◆ **Source data**:
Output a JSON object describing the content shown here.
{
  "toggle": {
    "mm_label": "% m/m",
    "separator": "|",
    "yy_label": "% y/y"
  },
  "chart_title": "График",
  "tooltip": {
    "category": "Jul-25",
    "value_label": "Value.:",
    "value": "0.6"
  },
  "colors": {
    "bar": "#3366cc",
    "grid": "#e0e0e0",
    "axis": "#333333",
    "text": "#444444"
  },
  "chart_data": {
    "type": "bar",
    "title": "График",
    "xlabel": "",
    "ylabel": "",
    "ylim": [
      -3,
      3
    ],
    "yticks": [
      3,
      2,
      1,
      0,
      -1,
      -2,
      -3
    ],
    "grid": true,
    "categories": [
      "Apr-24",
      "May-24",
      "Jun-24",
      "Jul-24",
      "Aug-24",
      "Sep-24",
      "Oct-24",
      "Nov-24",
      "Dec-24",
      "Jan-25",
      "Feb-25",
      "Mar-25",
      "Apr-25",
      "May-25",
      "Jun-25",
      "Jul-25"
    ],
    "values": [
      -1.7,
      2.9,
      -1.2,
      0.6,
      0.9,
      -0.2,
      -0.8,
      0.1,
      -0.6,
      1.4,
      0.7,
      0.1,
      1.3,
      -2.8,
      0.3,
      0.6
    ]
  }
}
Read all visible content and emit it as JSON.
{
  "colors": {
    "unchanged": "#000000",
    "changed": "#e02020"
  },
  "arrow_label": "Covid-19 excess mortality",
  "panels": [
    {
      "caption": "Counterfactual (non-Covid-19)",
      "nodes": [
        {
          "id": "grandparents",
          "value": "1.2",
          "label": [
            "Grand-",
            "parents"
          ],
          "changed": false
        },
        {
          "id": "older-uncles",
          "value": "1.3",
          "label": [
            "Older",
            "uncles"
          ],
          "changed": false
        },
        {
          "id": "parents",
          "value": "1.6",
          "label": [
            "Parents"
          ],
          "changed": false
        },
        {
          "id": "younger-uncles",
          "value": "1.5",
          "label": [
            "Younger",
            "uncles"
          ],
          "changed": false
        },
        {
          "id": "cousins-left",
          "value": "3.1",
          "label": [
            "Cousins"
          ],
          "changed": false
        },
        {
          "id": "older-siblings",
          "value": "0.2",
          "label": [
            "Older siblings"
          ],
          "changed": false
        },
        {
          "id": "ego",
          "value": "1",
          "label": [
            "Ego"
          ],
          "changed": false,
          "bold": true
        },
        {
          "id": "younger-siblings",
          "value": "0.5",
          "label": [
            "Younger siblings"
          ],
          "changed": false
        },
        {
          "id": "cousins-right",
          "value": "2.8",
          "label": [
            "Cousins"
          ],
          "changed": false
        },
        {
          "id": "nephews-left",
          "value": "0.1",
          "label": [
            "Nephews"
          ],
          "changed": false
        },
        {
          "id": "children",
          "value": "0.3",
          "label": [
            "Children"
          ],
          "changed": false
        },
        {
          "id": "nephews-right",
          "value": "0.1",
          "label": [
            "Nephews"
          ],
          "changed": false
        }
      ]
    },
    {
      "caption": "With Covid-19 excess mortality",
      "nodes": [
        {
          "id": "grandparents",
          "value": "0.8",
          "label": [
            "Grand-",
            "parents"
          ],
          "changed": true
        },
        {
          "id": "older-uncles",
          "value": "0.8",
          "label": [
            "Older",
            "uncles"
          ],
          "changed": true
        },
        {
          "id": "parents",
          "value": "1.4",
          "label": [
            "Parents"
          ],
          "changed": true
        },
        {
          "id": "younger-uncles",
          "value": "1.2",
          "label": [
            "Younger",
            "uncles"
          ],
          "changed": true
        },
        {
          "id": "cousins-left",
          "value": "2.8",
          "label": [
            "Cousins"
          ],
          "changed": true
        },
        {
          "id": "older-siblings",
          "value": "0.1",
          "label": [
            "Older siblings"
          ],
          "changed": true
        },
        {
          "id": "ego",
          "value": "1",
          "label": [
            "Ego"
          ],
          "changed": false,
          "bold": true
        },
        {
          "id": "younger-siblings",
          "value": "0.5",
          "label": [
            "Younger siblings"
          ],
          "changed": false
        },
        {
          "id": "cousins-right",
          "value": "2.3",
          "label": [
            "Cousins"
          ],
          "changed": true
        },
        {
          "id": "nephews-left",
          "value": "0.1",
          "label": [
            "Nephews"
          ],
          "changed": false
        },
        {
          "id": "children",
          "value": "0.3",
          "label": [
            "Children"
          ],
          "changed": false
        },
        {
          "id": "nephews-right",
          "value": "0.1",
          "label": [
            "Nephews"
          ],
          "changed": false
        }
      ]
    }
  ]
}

◆ **Goal**: Pull out each record as written and restate it exactly.

◆ **Final result**:
Output a JSON object describing the content shown here.
{
  "toggle": {
    "mm_label": "% m/m",
    "separator": "|",
    "yy_label": "% y/y"
  },
  "chart_title": "График",
  "tooltip": {
    "category": "Jul-25",
    "value_label": "Value.:",
    "value": "0.6"
  },
  "colors": {
    "bar": "#3366cc",
    "grid": "#e0e0e0",
    "axis": "#333333",
    "text": "#444444"
  },
  "chart_data": {
    "type": "bar",
    "title": "График",
    "xlabel": "",
    "ylabel": "",
    "ylim": [
      -3,
      3
    ],
    "yticks": [
      3,
      2,
      1,
      0,
      -1,
      -2,
      -3
    ],
    "grid": true,
    "categories": [
      "Apr-24",
      "May-24",
      "Jun-24",
      "Jul-24",
      "Aug-24",
      "Sep-24",
      "Oct-24",
      "Nov-24",
      "Dec-24",
      "Jan-25",
      "Feb-25",
      "Mar-25",
      "Apr-25",
      "May-25",
      "Jun-25",
      "Jul-25"
    ],
    "values": [
      -1.7,
      2.9,
      -1.2,
      0.6,
      0.9,
      -0.2,
      -0.8,
      0.1,
      -0.6,
      1.4,
      0.7,
      0.1,
      1.3,
      -2.8,
      0.3,
      0.6
    ]
  }
}
Read all visible content and emit it as JSON.
{
  "colors": {
    "unchanged": "#000000",
    "changed": "#e02020"
  },
  "arrow_label": "Covid-19 excess mortality",
  "panels": [
    {
      "caption": "Counterfactual (non-Covid-19)",
      "nodes": [
        {
          "id": "grandparents",
          "value": "1.2",
          "label": [
            "Grand-",
            "parents"
          ],
          "changed": false
        },
        {
          "id": "older-uncles",
          "value": "1.3",
          "label": [
            "Older",
            "uncles"
          ],
          "changed": false
        },
        {
          "id": "parents",
          "value": "1.6",
          "label": [
            "Parents"
          ],
          "changed": false
        },
        {
          "id": "younger-uncles",
          "value": "1.5",
          "label": [
            "Younger",
            "uncles"
          ],
          "changed": false
        },
        {
          "id": "cousins-left",
          "value": "3.1",
          "label": [
            "Cousins"
          ],
          "changed": false
        },
        {
          "id": "older-siblings",
          "value": "0.2",
          "label": [
            "Older siblings"
          ],
          "changed": false
        },
        {
          "id": "ego",
          "value": "1",
          "label": [
            "Ego"
          ],
          "changed": false,
          "bold": true
        },
        {
          "id": "younger-siblings",
          "value": "0.5",
          "label": [
            "Younger siblings"
          ],
          "changed": false
        },
        {
          "id": "cousins-right",
          "value": "2.8",
          "label": [
            "Cousins"
          ],
          "changed": false
        },
        {
          "id": "nephews-left",
          "value": "0.1",
          "label": [
            "Nephews"
          ],
          "changed": false
        },
        {
          "id": "children",
          "value": "0.3",
          "label": [
            "Children"
          ],
          "changed": false
        },
        {
          "id": "nephews-right",
          "value": "0.1",
          "label": [
            "Nephews"
          ],
          "changed": false
        }
      ]
    },
    {
      "caption": "With Covid-19 excess mortality",
      "nodes": [
        {
          "id": "grandparents",
          "value": "0.8",
          "label": [
            "Grand-",
            "parents"
          ],
          "changed": true
        },
        {
          "id": "older-uncles",
          "value": "0.8",
          "label": [
            "Older",
            "uncles"
          ],
          "changed": true
        },
        {
          "id": "parents",
          "value": "1.4",
          "label": [
            "Parents"
          ],
          "changed": true
        },
        {
          "id": "younger-uncles",
          "value": "1.2",
          "label": [
            "Younger",
            "uncles"
          ],
          "changed": true
        },
        {
          "id": "cousins-left",
          "value": "2.8",
          "label": [
            "Cousins"
          ],
          "changed": true
        },
        {
          "id": "older-siblings",
          "value": "0.1",
          "label": [
            "Older siblings"
          ],
          "changed": true
        },
        {
          "id": "ego",
          "value": "1",
          "label": [
            "Ego"
          ],
          "changed": false,
          "bold": true
        },
        {
          "id": "younger-siblings",
          "value": "0.5",
          "label": [
            "Younger siblings"
          ],
          "changed": false
        },
        {
          "id": "cousins-right",
          "value": "2.3",
          "label": [
            "Cousins"
          ],
          "changed": true
        },
        {
          "id": "nephews-left",
          "value": "0.1",
          "label": [
            "Nephews"
          ],
          "changed": false
        },
        {
          "id": "children",
          "value": "0.3",
          "label": [
            "Children"
          ],
          "changed": false
        },
        {
          "id": "nephews-right",
          "value": "0.1",
          "label": [
            "Nephews"
          ],
          "changed": false
        }
      ]
    }
  ]
}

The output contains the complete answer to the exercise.